**WORK REQUIRED:** Copy out each line below exactly as it appears.

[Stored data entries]
◆ ◆ ◆ ◆ ◆ ◆ ◆

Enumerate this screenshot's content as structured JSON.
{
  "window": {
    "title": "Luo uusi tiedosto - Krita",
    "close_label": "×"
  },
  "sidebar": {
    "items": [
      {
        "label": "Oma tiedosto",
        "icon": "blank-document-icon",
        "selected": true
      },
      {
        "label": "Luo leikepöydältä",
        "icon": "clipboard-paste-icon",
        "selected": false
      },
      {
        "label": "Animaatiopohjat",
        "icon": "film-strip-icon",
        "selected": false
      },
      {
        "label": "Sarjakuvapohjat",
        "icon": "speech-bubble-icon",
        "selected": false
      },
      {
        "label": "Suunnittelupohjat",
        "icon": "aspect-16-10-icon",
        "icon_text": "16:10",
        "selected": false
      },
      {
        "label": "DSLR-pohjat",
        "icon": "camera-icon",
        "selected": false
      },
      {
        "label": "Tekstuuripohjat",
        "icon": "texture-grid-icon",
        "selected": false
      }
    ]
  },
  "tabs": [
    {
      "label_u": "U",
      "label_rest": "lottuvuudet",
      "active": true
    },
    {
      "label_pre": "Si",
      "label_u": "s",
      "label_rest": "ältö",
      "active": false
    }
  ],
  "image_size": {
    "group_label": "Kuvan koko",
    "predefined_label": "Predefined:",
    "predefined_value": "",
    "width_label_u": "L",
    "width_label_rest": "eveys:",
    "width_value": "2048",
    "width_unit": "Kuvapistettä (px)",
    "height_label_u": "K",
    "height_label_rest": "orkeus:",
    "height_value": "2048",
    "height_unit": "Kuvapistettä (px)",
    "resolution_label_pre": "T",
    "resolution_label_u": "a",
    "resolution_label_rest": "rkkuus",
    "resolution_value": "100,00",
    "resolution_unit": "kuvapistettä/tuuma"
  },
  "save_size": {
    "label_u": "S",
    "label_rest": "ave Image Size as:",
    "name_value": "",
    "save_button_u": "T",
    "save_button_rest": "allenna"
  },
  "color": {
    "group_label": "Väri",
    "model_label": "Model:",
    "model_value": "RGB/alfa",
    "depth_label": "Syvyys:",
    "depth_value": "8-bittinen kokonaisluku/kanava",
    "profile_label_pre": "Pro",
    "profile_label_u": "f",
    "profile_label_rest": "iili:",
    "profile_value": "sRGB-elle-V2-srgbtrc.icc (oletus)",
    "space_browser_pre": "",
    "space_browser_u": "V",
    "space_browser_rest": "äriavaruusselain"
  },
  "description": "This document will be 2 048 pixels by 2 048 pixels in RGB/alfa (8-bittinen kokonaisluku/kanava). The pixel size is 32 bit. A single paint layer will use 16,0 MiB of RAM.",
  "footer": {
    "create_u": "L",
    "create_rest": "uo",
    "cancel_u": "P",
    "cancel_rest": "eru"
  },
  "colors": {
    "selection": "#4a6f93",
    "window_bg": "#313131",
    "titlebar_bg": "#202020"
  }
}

◆ ◆ ◆ ◆ ◆ ◆ ◆

**IN RESPONSE:**
Enumerate this screenshot's content as structured JSON.
{
  "window": {
    "title": "Luo uusi tiedosto - Krita",
    "close_label": "×"
  },
  "sidebar": {
    "items": [
      {
        "label": "Oma tiedosto",
        "icon": "blank-document-icon",
        "selected": true
      },
      {
        "label": "Luo leikepöydältä",
        "icon": "clipboard-paste-icon",
        "selected": false
      },
      {
        "label": "Animaatiopohjat",
        "icon": "film-strip-icon",
        "selected": false
      },
      {
        "label": "Sarjakuvapohjat",
        "icon": "speech-bubble-icon",
        "selected": false
      },
      {
        "label": "Suunnittelupohjat",
        "icon": "aspect-16-10-icon",
        "icon_text": "16:10",
        "selected": false
      },
      {
        "label": "DSLR-pohjat",
        "icon": "camera-icon",
        "selected": false
      },
      {
        "label": "Tekstuuripohjat",
        "icon": "texture-grid-icon",
        "selected": false
      }
    ]
  },
  "tabs": [
    {
      "label_u": "U",
      "label_rest": "lottuvuudet",
      "active": true
    },
    {
      "label_pre": "Si",
      "label_u": "s",
      "label_rest": "ältö",
      "active": false
    }
  ],
  "image_size": {
    "group_label": "Kuvan koko",
    "predefined_label": "Predefined:",
    "predefined_value": "",
    "width_label_u": "L",
    "width_label_rest": "eveys:",
    "width_value": "2048",
    "width_unit": "Kuvapistettä (px)",
    "height_label_u": "K",
    "height_label_rest": "orkeus:",
    "height_value": "2048",
    "height_unit": "Kuvapistettä (px)",
    "resolution_label_pre": "T",
    "resolution_label_u": "a",
    "resolution_label_rest": "rkkuus",
    "resolution_value": "100,00",
    "resolution_unit": "kuvapistettä/tuuma"
  },
  "save_size": {
    "label_u": "S",
    "label_rest": "ave Image Size as:",
    "name_value": "",
    "save_button_u": "T",
    "save_button_rest": "allenna"
  },
  "color": {
    "group_label": "Väri",
    "model_label": "Model:",
    "model_value": "RGB/alfa",
    "depth_label": "Syvyys:",
    "depth_value": "8-bittinen kokonaisluku/kanava",
    "profile_label_pre": "Pro",
    "profile_label_u": "f",
    "profile_label_rest": "iili:",
    "profile_value": "sRGB-elle-V2-srgbtrc.icc (oletus)",
    "space_browser_pre": "",
    "space_browser_u": "V",
    "space_browser_rest": "äriavaruusselain"
  },
  "description": "This document will be 2 048 pixels by 2 048 pixels in RGB/alfa (8-bittinen kokonaisluku/kanava). The pixel size is 32 bit. A single paint layer will use 16,0 MiB of RAM.",
  "footer": {
    "create_u": "L",
    "create_rest": "uo",
    "cancel_u": "P",
    "cancel_rest": "eru"
  },
  "colors": {
    "selection": "#4a6f93",
    "window_bg": "#313131",
    "titlebar_bg": "#202020"
  }
}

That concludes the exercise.